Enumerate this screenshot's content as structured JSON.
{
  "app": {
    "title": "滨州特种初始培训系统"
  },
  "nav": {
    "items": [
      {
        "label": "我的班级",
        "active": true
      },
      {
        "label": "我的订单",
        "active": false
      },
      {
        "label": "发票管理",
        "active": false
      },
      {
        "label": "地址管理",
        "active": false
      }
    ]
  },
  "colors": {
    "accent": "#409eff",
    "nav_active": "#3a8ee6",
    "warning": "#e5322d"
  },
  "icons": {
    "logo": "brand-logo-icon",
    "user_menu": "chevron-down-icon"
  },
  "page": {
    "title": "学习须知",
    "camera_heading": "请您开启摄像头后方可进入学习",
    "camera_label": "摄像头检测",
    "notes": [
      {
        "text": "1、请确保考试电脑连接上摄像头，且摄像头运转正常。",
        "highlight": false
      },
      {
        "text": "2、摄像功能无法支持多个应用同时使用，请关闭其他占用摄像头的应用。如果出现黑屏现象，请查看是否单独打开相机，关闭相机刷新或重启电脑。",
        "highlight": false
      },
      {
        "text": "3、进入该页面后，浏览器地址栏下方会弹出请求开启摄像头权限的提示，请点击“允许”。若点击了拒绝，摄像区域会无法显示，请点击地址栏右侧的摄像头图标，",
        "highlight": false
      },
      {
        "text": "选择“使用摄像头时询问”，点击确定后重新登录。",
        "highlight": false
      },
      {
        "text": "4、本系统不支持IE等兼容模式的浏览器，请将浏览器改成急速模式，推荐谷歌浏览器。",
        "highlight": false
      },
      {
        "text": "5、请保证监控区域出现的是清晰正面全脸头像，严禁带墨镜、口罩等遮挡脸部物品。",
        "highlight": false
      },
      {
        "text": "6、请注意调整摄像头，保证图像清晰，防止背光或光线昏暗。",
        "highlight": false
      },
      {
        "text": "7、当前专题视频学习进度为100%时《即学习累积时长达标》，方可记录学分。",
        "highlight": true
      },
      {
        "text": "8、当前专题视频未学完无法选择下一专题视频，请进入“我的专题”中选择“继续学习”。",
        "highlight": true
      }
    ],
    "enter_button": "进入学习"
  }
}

__What is required__.
The listing above should be transcribed in full, exactly as written.

__Full output__.
Enumerate this screenshot's content as structured JSON.
{
  "app": {
    "title": "滨州特种初始培训系统"
  },
  "nav": {
    "items": [
      {
        "label": "我的班级",
        "active": true
      },
      {
        "label": "我的订单",
        "active": false
      },
      {
        "label": "发票管理",
        "active": false
      },
      {
        "label": "地址管理",
        "active": false
      }
    ]
  },
  "colors": {
    "accent": "#409eff",
    "nav_active": "#3a8ee6",
    "warning": "#e5322d"
  },
  "icons": {
    "logo": "brand-logo-icon",
    "user_menu": "chevron-down-icon"
  },
  "page": {
    "title": "学习须知",
    "camera_heading": "请您开启摄像头后方可进入学习",
    "camera_label": "摄像头检测",
    "notes": [
      {
        "text": "1、请确保考试电脑连接上摄像头，且摄像头运转正常。",
        "highlight": false
      },
      {
        "text": "2、摄像功能无法支持多个应用同时使用，请关闭其他占用摄像头的应用。如果出现黑屏现象，请查看是否单独打开相机，关闭相机刷新或重启电脑。",
        "highlight": false
      },
      {
        "text": "3、进入该页面后，浏览器地址栏下方会弹出请求开启摄像头权限的提示，请点击“允许”。若点击了拒绝，摄像区域会无法显示，请点击地址栏右侧的摄像头图标，",
        "highlight": false
      },
      {
        "text": "选择“使用摄像头时询问”，点击确定后重新登录。",
        "highlight": false
      },
      {
        "text": "4、本系统不支持IE等兼容模式的浏览器，请将浏览器改成急速模式，推荐谷歌浏览器。",
        "highlight": false
      },
      {
        "text": "5、请保证监控区域出现的是清晰正面全脸头像，严禁带墨镜、口罩等遮挡脸部物品。",
        "highlight": false
      },
      {
        "text": "6、请注意调整摄像头，保证图像清晰，防止背光或光线昏暗。",
        "highlight": false
      },
      {
        "text": "7、当前专题视频学习进度为100%时《即学习累积时长达标》，方可记录学分。",
        "highlight": true
      },
      {
        "text": "8、当前专题视频未学完无法选择下一专题视频，请进入“我的专题”中选择“继续学习”。",
        "highlight": true
      }
    ],
    "enter_button": "进入学习"
  }
}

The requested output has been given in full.